### What to produce:
Would you write out the listing verbatim and skip every picture in it?

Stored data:
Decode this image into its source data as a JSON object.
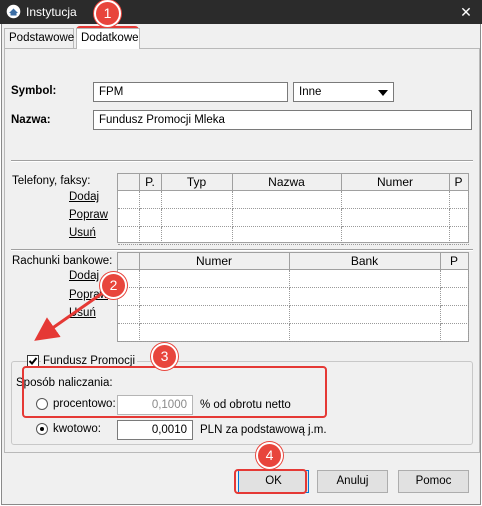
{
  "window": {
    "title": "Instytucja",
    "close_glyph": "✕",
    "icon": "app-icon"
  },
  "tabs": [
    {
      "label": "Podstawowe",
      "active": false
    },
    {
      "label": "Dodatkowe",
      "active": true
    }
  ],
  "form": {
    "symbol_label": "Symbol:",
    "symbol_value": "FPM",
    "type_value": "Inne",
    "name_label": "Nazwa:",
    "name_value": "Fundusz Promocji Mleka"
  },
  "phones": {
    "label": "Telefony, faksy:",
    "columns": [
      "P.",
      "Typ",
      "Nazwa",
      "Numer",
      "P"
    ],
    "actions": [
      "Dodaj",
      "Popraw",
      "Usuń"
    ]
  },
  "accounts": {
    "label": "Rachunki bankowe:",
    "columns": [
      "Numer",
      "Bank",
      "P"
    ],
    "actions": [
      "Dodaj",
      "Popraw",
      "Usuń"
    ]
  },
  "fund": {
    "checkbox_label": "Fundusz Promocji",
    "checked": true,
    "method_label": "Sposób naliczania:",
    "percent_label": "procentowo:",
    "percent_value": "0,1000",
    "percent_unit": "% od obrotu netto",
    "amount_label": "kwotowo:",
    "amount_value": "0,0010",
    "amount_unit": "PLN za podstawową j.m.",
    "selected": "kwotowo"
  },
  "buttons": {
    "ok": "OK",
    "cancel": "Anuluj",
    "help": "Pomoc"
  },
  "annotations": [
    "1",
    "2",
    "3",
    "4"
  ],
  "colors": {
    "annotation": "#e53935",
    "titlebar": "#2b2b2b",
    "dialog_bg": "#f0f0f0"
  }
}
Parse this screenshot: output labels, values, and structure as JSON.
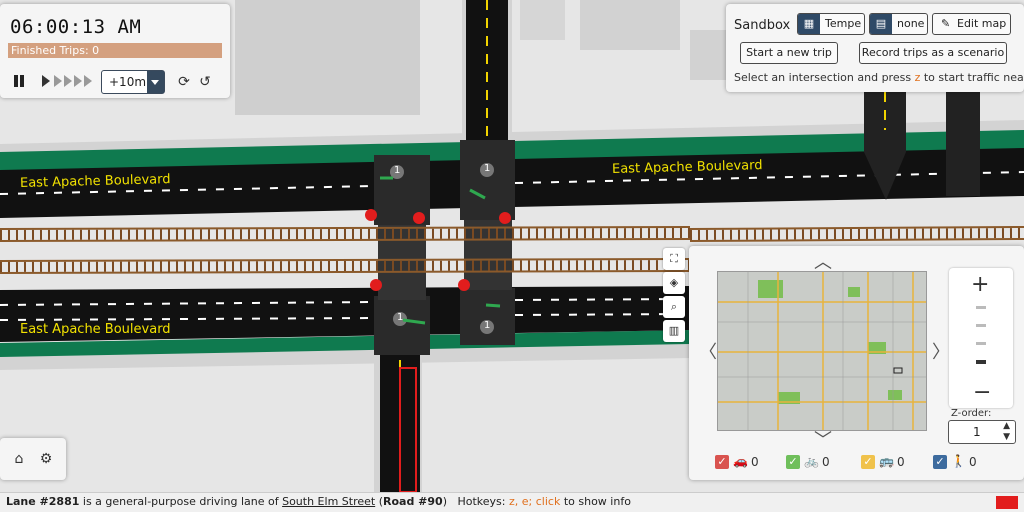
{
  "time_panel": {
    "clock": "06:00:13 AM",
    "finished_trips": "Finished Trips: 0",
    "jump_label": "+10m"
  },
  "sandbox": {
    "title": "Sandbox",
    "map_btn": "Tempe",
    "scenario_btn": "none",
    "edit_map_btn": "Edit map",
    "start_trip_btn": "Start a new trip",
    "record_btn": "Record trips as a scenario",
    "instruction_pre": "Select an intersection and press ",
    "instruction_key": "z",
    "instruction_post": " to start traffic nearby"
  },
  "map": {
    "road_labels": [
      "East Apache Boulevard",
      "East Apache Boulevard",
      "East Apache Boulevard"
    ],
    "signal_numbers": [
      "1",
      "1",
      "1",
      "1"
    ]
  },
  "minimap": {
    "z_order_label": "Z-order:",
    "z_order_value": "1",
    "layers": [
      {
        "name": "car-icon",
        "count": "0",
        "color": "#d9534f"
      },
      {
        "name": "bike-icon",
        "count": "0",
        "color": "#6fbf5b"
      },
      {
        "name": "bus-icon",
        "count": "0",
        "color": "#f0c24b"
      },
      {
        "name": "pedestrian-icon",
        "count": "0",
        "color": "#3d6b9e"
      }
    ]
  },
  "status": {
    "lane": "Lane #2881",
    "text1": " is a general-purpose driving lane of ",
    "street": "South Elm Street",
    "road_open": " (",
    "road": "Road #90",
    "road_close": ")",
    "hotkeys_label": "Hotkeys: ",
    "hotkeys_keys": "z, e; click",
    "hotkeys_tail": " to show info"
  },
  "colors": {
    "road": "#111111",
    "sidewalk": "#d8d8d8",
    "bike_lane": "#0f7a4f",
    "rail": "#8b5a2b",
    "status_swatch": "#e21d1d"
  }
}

### Problem solution:
Decode this image into its source data as a JSON object.
{
  "window": {
    "title": "Instytucja",
    "close_glyph": "✕",
    "icon": "app-icon"
  },
  "tabs": [
    {
      "label": "Podstawowe",
      "active": false
    },
    {
      "label": "Dodatkowe",
      "active": true
    }
  ],
  "form": {
    "symbol_label": "Symbol:",
    "symbol_value": "FPM",
    "type_value": "Inne",
    "name_label": "Nazwa:",
    "name_value": "Fundusz Promocji Mleka"
  },
  "phones": {
    "label": "Telefony, faksy:",
    "columns": [
      "P.",
      "Typ",
      "Nazwa",
      "Numer",
      "P"
    ],
    "actions": [
      "Dodaj",
      "Popraw",
      "Usuń"
    ]
  },
  "accounts": {
    "label": "Rachunki bankowe:",
    "columns": [
      "Numer",
      "Bank",
      "P"
    ],
    "actions": [
      "Dodaj",
      "Popraw",
      "Usuń"
    ]
  },
  "fund": {
    "checkbox_label": "Fundusz Promocji",
    "checked": true,
    "method_label": "Sposób naliczania:",
    "percent_label": "procentowo:",
    "percent_value": "0,1000",
    "percent_unit": "% od obrotu netto",
    "amount_label": "kwotowo:",
    "amount_value": "0,0010",
    "amount_unit": "PLN za podstawową j.m.",
    "selected": "kwotowo"
  },
  "buttons": {
    "ok": "OK",
    "cancel": "Anuluj",
    "help": "Pomoc"
  },
  "annotations": [
    "1",
    "2",
    "3",
    "4"
  ],
  "colors": {
    "annotation": "#e53935",
    "titlebar": "#2b2b2b",
    "dialog_bg": "#f0f0f0"
  }
}
Parse this screenshot: output labels, values, and structure as JSON.
{
  "time_panel": {
    "clock": "06:00:13 AM",
    "finished_trips": "Finished Trips: 0",
    "jump_label": "+10m"
  },
  "sandbox": {
    "title": "Sandbox",
    "map_btn": "Tempe",
    "scenario_btn": "none",
    "edit_map_btn": "Edit map",
    "start_trip_btn": "Start a new trip",
    "record_btn": "Record trips as a scenario",
    "instruction_pre": "Select an intersection and press ",
    "instruction_key": "z",
    "instruction_post": " to start traffic nearby"
  },
  "map": {
    "road_labels": [
      "East Apache Boulevard",
      "East Apache Boulevard",
      "East Apache Boulevard"
    ],
    "signal_numbers": [
      "1",
      "1",
      "1",
      "1"
    ]
  },
  "minimap": {
    "z_order_label": "Z-order:",
    "z_order_value": "1",
    "layers": [
      {
        "name": "car-icon",
        "count": "0",
        "color": "#d9534f"
      },
      {
        "name": "bike-icon",
        "count": "0",
        "color": "#6fbf5b"
      },
      {
        "name": "bus-icon",
        "count": "0",
        "color": "#f0c24b"
      },
      {
        "name": "pedestrian-icon",
        "count": "0",
        "color": "#3d6b9e"
      }
    ]
  },
  "status": {
    "lane": "Lane #2881",
    "text1": " is a general-purpose driving lane of ",
    "street": "South Elm Street",
    "road_open": " (",
    "road": "Road #90",
    "road_close": ")",
    "hotkeys_label": "Hotkeys: ",
    "hotkeys_keys": "z, e; click",
    "hotkeys_tail": " to show info"
  },
  "colors": {
    "road": "#111111",
    "sidewalk": "#d8d8d8",
    "bike_lane": "#0f7a4f",
    "rail": "#8b5a2b",
    "status_swatch": "#e21d1d"
  }
}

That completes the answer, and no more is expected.